> CHALLENGE:
Give every line below again, exactly.
— Begin —
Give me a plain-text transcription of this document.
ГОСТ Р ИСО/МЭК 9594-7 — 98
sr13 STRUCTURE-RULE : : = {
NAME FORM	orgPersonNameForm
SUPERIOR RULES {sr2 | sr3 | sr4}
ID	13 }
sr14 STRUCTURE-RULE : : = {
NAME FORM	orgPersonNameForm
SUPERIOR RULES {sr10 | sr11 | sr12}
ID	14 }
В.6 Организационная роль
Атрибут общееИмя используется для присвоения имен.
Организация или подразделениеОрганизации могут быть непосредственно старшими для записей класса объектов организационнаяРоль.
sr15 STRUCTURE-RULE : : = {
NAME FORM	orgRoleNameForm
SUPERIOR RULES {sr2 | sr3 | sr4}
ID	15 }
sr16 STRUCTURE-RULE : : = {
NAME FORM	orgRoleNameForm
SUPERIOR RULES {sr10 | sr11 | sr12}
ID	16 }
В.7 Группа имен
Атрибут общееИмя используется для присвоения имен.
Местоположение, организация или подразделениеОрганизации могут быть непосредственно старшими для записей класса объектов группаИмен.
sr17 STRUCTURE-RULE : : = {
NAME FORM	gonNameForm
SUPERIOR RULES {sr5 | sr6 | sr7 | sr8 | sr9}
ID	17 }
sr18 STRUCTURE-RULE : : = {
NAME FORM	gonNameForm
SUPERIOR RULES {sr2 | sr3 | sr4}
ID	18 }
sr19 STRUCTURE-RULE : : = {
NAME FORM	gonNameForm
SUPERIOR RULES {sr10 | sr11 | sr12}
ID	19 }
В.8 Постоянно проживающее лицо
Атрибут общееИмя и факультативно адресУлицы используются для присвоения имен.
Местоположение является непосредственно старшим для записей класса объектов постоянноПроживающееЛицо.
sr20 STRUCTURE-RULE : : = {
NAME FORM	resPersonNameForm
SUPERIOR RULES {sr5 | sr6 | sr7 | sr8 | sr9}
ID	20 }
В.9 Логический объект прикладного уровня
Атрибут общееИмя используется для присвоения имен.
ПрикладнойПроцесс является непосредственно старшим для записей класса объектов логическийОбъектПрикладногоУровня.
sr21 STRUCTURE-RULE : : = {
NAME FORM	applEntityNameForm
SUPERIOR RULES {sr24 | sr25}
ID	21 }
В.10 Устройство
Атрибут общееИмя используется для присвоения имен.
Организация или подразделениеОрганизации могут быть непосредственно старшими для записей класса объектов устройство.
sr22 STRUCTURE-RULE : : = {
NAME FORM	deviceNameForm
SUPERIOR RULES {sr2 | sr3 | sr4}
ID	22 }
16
— End —
> IN RESPONSE:
Give me a plain-text transcription of this document.
ГОСТ Р ИСО/МЭК 9594-7 — 98
sr13 STRUCTURE-RULE : : = {
NAME FORM	orgPersonNameForm
SUPERIOR RULES {sr2 | sr3 | sr4}
ID	13 }
sr14 STRUCTURE-RULE : : = {
NAME FORM	orgPersonNameForm
SUPERIOR RULES {sr10 | sr11 | sr12}
ID	14 }
В.6 Организационная роль
Атрибут общееИмя используется для присвоения имен.
Организация или подразделениеОрганизации могут быть непосредственно старшими для записей класса объектов организационнаяРоль.
sr15 STRUCTURE-RULE : : = {
NAME FORM	orgRoleNameForm
SUPERIOR RULES {sr2 | sr3 | sr4}
ID	15 }
sr16 STRUCTURE-RULE : : = {
NAME FORM	orgRoleNameForm
SUPERIOR RULES {sr10 | sr11 | sr12}
ID	16 }
В.7 Группа имен
Атрибут общееИмя используется для присвоения имен.
Местоположение, организация или подразделениеОрганизации могут быть непосредственно старшими для записей класса объектов группаИмен.
sr17 STRUCTURE-RULE : : = {
NAME FORM	gonNameForm
SUPERIOR RULES {sr5 | sr6 | sr7 | sr8 | sr9}
ID	17 }
sr18 STRUCTURE-RULE : : = {
NAME FORM	gonNameForm
SUPERIOR RULES {sr2 | sr3 | sr4}
ID	18 }
sr19 STRUCTURE-RULE : : = {
NAME FORM	gonNameForm
SUPERIOR RULES {sr10 | sr11 | sr12}
ID	19 }
В.8 Постоянно проживающее лицо
Атрибут общееИмя и факультативно адресУлицы используются для присвоения имен.
Местоположение является непосредственно старшим для записей класса объектов постоянноПроживающееЛицо.
sr20 STRUCTURE-RULE : : = {
NAME FORM	resPersonNameForm
SUPERIOR RULES {sr5 | sr6 | sr7 | sr8 | sr9}
ID	20 }
В.9 Логический объект прикладного уровня
Атрибут общееИмя используется для присвоения имен.
ПрикладнойПроцесс является непосредственно старшим для записей класса объектов логическийОбъектПрикладногоУровня.
sr21 STRUCTURE-RULE : : = {
NAME FORM	applEntityNameForm
SUPERIOR RULES {sr24 | sr25}
ID	21 }
В.10 Устройство
Атрибут общееИмя используется для присвоения имен.
Организация или подразделениеОрганизации могут быть непосредственно старшими для записей класса объектов устройство.
sr22 STRUCTURE-RULE : : = {
NAME FORM	deviceNameForm
SUPERIOR RULES {sr2 | sr3 | sr4}
ID	22 }
16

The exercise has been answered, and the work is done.